Stored items from a collection

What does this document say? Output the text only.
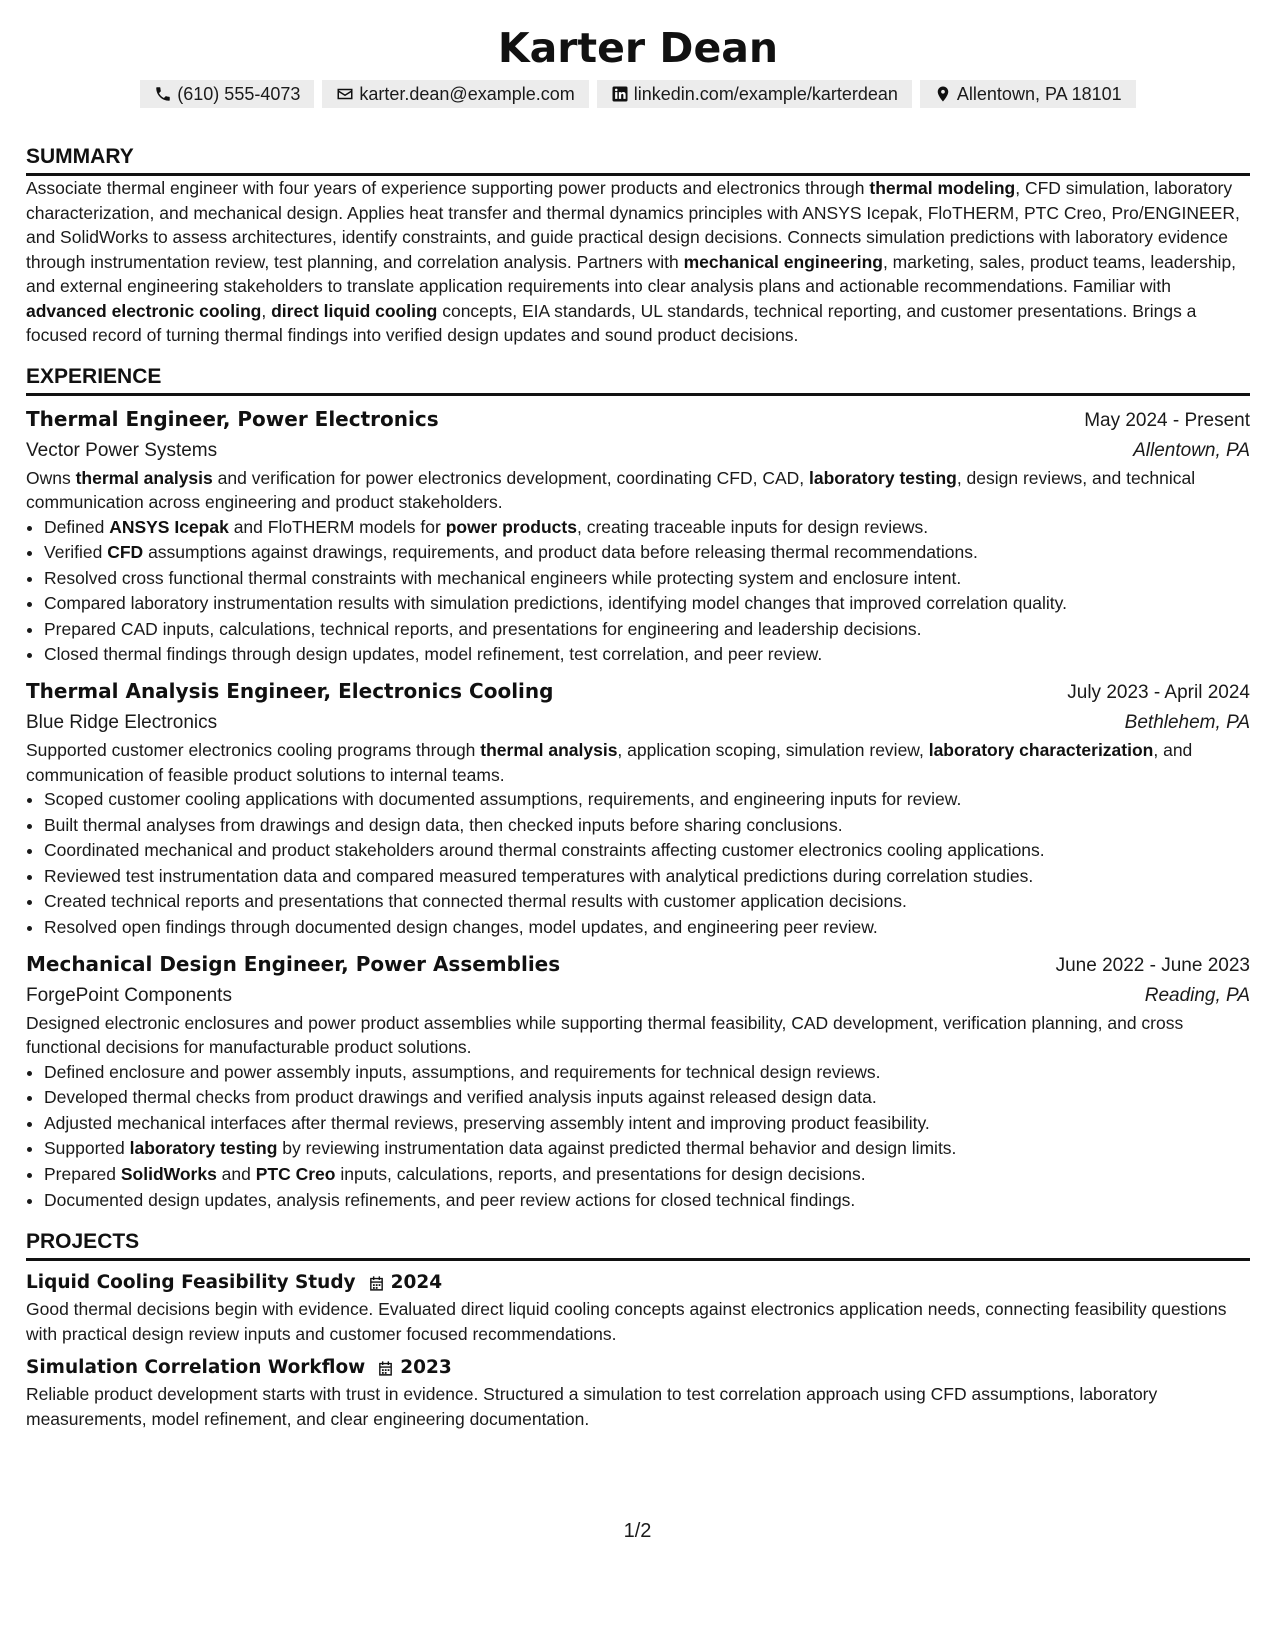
Karter Dean
(610) 555-4073	karter.dean@example.com	linkedin.com/example/karterdean	Allentown, PA 18101
SUMMARY

Associate thermal engineer with four years of experience supporting power products and electronics through thermal modeling, CFD simulation, laboratory characterization, and mechanical design. Applies heat transfer and thermal dynamics principles with ANSYS Icepak, FloTHERM, PTC Creo, Pro/ENGINEER, and SolidWorks to assess architectures, identify constraints, and guide practical design decisions. Connects simulation predictions with laboratory evidence through instrumentation review, test planning, and correlation analysis. Partners with mechanical engineering, marketing, sales, product teams, leadership, and external engineering stakeholders to translate application requirements into clear analysis plans and actionable recommendations. Familiar with advanced electronic cooling, direct liquid cooling concepts, EIA standards, UL standards, technical reporting, and customer presentations. Brings a focused record of turning thermal findings into verified design updates and sound product decisions.

EXPERIENCE
Thermal Engineer, Power Electronics	May 2024 - Present
Vector Power Systems	Allentown, PA

Owns thermal analysis and verification for power electronics development, coordinating CFD, CAD, laboratory testing, design reviews, and technical communication across engineering and product stakeholders.

• Defined ANSYS Icepak and FloTHERM models for power products, creating traceable inputs for design reviews.
• Verified CFD assumptions against drawings, requirements, and product data before releasing thermal recommendations.
• Resolved cross functional thermal constraints with mechanical engineers while protecting system and enclosure intent.
• Compared laboratory instrumentation results with simulation predictions, identifying model changes that improved correlation quality.
• Prepared CAD inputs, calculations, technical reports, and presentations for engineering and leadership decisions.
• Closed thermal findings through design updates, model refinement, test correlation, and peer review.
Thermal Analysis Engineer, Electronics Cooling	July 2023 - April 2024
Blue Ridge Electronics	Bethlehem, PA

Supported customer electronics cooling programs through thermal analysis, application scoping, simulation review, laboratory characterization, and communication of feasible product solutions to internal teams.

• Scoped customer cooling applications with documented assumptions, requirements, and engineering inputs for review.
• Built thermal analyses from drawings and design data, then checked inputs before sharing conclusions.
• Coordinated mechanical and product stakeholders around thermal constraints affecting customer electronics cooling applications.
• Reviewed test instrumentation data and compared measured temperatures with analytical predictions during correlation studies.
• Created technical reports and presentations that connected thermal results with customer application decisions.
• Resolved open findings through documented design changes, model updates, and engineering peer review.
Mechanical Design Engineer, Power Assemblies	June 2022 - June 2023
ForgePoint Components	Reading, PA

Designed electronic enclosures and power product assemblies while supporting thermal feasibility, CAD development, verification planning, and cross functional decisions for manufacturable product solutions.

• Defined enclosure and power assembly inputs, assumptions, and requirements for technical design reviews.
• Developed thermal checks from product drawings and verified analysis inputs against released design data.
• Adjusted mechanical interfaces after thermal reviews, preserving assembly intent and improving product feasibility.
• Supported laboratory testing by reviewing instrumentation data against predicted thermal behavior and design limits.
• Prepared SolidWorks and PTC Creo inputs, calculations, reports, and presentations for design decisions.
• Documented design updates, analysis refinements, and peer review actions for closed technical findings.
PROJECTS
Liquid Cooling Feasibility Study 2024

Good thermal decisions begin with evidence. Evaluated direct liquid cooling concepts against electronics application needs, connecting feasibility questions with practical design review inputs and customer focused recommendations.

Simulation Correlation Workflow 2023

Reliable product development starts with trust in evidence. Structured a simulation to test correlation approach using CFD assumptions, laboratory measurements, model refinement, and clear engineering documentation.

1/2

**Stated problem**: Extract, from the listing above, every line where the string "results" occurs.

**Answer to the problem**:
• Compared laboratory instrumentation results with simulation predictions, identifying model changes that improved correlation quality.
• Created technical reports and presentations that connected thermal results with customer application decisions.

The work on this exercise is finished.